- [Aim] Wherever the string "necesidades" appears in the listing, copy that line.

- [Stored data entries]
begin
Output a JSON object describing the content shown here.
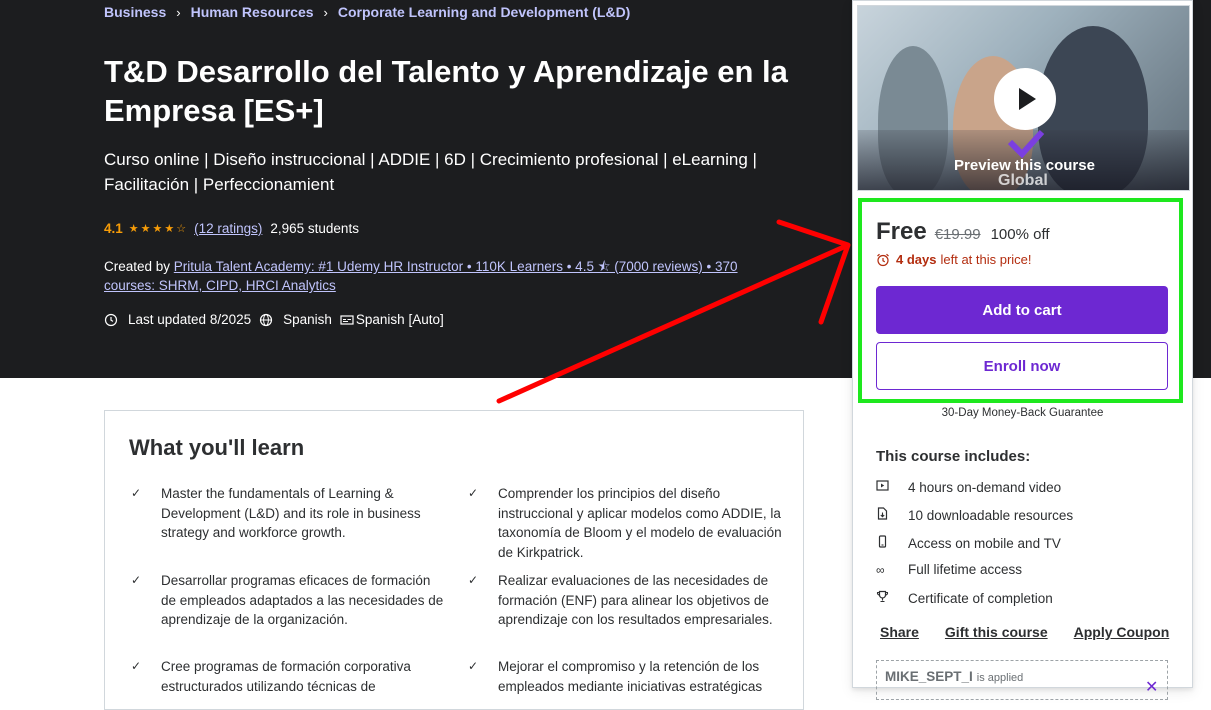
{
  "breadcrumb": [
    "Business",
    "Human Resources",
    "Corporate Learning and Development (L&D)"
  ],
  "course": {
    "title": "T&D Desarrollo del Talento y Aprendizaje en la Empresa [ES+]",
    "subtitle": "Curso online | Diseño instruccional | ADDIE | 6D | Crecimiento profesional | eLearning | Facilitación | Perfeccionamient",
    "rating": "4.1",
    "stars": "★★★★☆",
    "ratings_link": "(12 ratings)",
    "students": "2,965 students",
    "created_by_label": "Created by",
    "instructor": "Pritula Talent Academy: #1 Udemy HR Instructor • 110K Learners • 4.5 ⯪ (7000 reviews) • 370 courses: SHRM, CIPD, HRCI Analytics",
    "last_updated": "Last updated 8/2025",
    "language": "Spanish",
    "captions": "Spanish [Auto]"
  },
  "learn": {
    "title": "What you'll learn",
    "items": [
      "Master the fundamentals of Learning & Development (L&D) and its role in business strategy and workforce growth.",
      "Comprender los principios del diseño instruccional y aplicar modelos como ADDIE, la taxonomía de Bloom y el modelo de evaluación de Kirkpatrick.",
      "Desarrollar programas eficaces de formación de empleados adaptados a las necesidades de aprendizaje de la organización.",
      "Realizar evaluaciones de las necesidades de formación (ENF) para alinear los objetivos de aprendizaje con los resultados empresariales.",
      "Cree programas de formación corporativa estructurados utilizando técnicas de",
      "Mejorar el compromiso y la retención de los empleados mediante iniciativas estratégicas"
    ]
  },
  "sidebar": {
    "preview_label": "Preview this course",
    "preview_logo_text": "Global",
    "price": "Free",
    "original_price": "€19.99",
    "discount": "100% off",
    "timer_days": "4 days",
    "timer_rest": "left at this price!",
    "add_to_cart": "Add to cart",
    "enroll_now": "Enroll now",
    "guarantee": "30-Day Money-Back Guarantee",
    "includes_title": "This course includes:",
    "includes": [
      {
        "icon": "video-icon",
        "text": "4 hours on-demand video"
      },
      {
        "icon": "file-download-icon",
        "text": "10 downloadable resources"
      },
      {
        "icon": "mobile-icon",
        "text": "Access on mobile and TV"
      },
      {
        "icon": "infinity-icon",
        "text": "Full lifetime access"
      },
      {
        "icon": "trophy-icon",
        "text": "Certificate of completion"
      }
    ],
    "share": "Share",
    "gift": "Gift this course",
    "apply_coupon": "Apply Coupon",
    "coupon_code": "MIKE_SEPT_I",
    "coupon_applied": "is applied"
  },
  "colors": {
    "hero_bg": "#1c1d1f",
    "link_purple": "#c0c4fc",
    "star": "#f69c08",
    "primary": "#6d28d2",
    "timer_red": "#b32d0f",
    "highlight_green": "#1ee81e",
    "annotation_red": "#ff0000"
  }
}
end
- [The reply]
      "Desarrollar programas eficaces de formación de empleados adaptados a las necesidades de aprendizaje de la organización.",
      "Realizar evaluaciones de las necesidades de formación (ENF) para alinear los objetivos de aprendizaje con los resultados empresariales.",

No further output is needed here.